**What to do:** Copy every entry word for word. Skip the pictures.

**Dataset items:**
+ + + + +
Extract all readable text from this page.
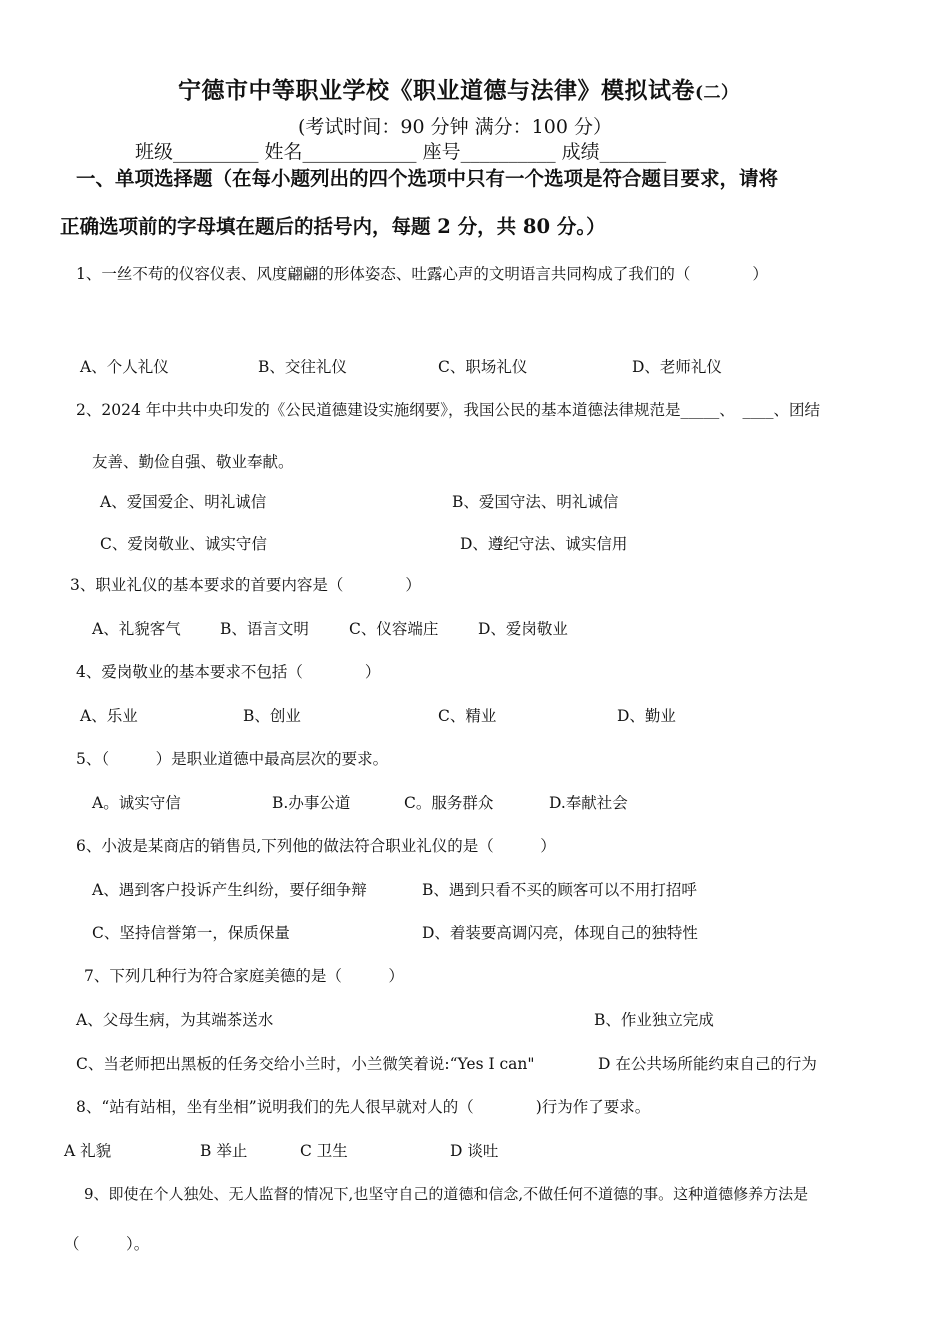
宁德市中等职业学校《职业道德与法律》模拟试卷(二）
(考试时间：90 分钟 满分：100 分）
班级_________ 姓名____________ 座号__________ 成绩_______
一、单项选择题（在每小题列出的四个选项中只有一个选项是符合题目要求，请将
正确选项前的字母填在题后的括号内，每题 2 分，共 80 分。）
1、一丝不苟的仪容仪表、风度翩翩的形体姿态、吐露心声的文明语言共同构成了我们的（　　　　）
A、个人礼仪	B、交往礼仪	C、职场礼仪	D、老师礼仪
2、2024 年中共中央印发的《公民道德建设实施纲要》，我国公民的基本道德法律规范是_____、　____、团结
友善、勤俭自强、敬业奉献。
A、爱国爱企、明礼诚信	B、爱国守法、明礼诚信
C、爱岗敬业、诚实守信	D、遵纪守法、诚实信用
3、职业礼仪的基本要求的首要内容是（　　　　）
A、礼貌客气	B、语言文明	C、仪容端庄	D、爱岗敬业
4、爱岗敬业的基本要求不包括（　　　　）
A、乐业	B、创业	C、精业	D、勤业
5、（　　　）是职业道德中最高层次的要求。
A。诚实守信	B.办事公道	C。服务群众	D.奉献社会
6、小波是某商店的销售员,下列他的做法符合职业礼仪的是（　　　）
A、遇到客户投诉产生纠纷，要仔细争辩	B、遇到只看不买的顾客可以不用打招呼
C、坚持信誉第一，保质保量	D、着装要高调闪亮，体现自己的独特性
7、下列几种行为符合家庭美德的是（　　　）
A、父母生病，为其端茶送水	B、作业独立完成
C、当老师把出黑板的任务交给小兰时，小兰微笑着说:“Yes I can"	D 在公共场所能约束自己的行为
8、“站有站相，坐有坐相”说明我们的先人很早就对人的（　　　　)行为作了要求。
A 礼貌	B 举止	C 卫生	D 谈吐
9、即使在个人独处、无人监督的情况下,也坚守自己的道德和信念,不做任何不道德的事。这种道德修养方法是
（　　　）。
+ + + + +
**Exercise solution:**
Extract all readable text from this page.
宁德市中等职业学校《职业道德与法律》模拟试卷(二）
(考试时间：90 分钟 满分：100 分）
班级_________ 姓名____________ 座号__________ 成绩_______
一、单项选择题（在每小题列出的四个选项中只有一个选项是符合题目要求，请将
正确选项前的字母填在题后的括号内，每题 2 分，共 80 分。）
1、一丝不苟的仪容仪表、风度翩翩的形体姿态、吐露心声的文明语言共同构成了我们的（　　　　）
A、个人礼仪	B、交往礼仪	C、职场礼仪	D、老师礼仪
2、2024 年中共中央印发的《公民道德建设实施纲要》，我国公民的基本道德法律规范是_____、　____、团结
友善、勤俭自强、敬业奉献。
A、爱国爱企、明礼诚信	B、爱国守法、明礼诚信
C、爱岗敬业、诚实守信	D、遵纪守法、诚实信用
3、职业礼仪的基本要求的首要内容是（　　　　）
A、礼貌客气	B、语言文明	C、仪容端庄	D、爱岗敬业
4、爱岗敬业的基本要求不包括（　　　　）
A、乐业	B、创业	C、精业	D、勤业
5、（　　　）是职业道德中最高层次的要求。
A。诚实守信	B.办事公道	C。服务群众	D.奉献社会
6、小波是某商店的销售员,下列他的做法符合职业礼仪的是（　　　）
A、遇到客户投诉产生纠纷，要仔细争辩	B、遇到只看不买的顾客可以不用打招呼
C、坚持信誉第一，保质保量	D、着装要高调闪亮，体现自己的独特性
7、下列几种行为符合家庭美德的是（　　　）
A、父母生病，为其端茶送水	B、作业独立完成
C、当老师把出黑板的任务交给小兰时，小兰微笑着说:“Yes I can"	D 在公共场所能约束自己的行为
8、“站有站相，坐有坐相”说明我们的先人很早就对人的（　　　　)行为作了要求。
A 礼貌	B 举止	C 卫生	D 谈吐
9、即使在个人独处、无人监督的情况下,也坚守自己的道德和信念,不做任何不道德的事。这种道德修养方法是
（　　　）。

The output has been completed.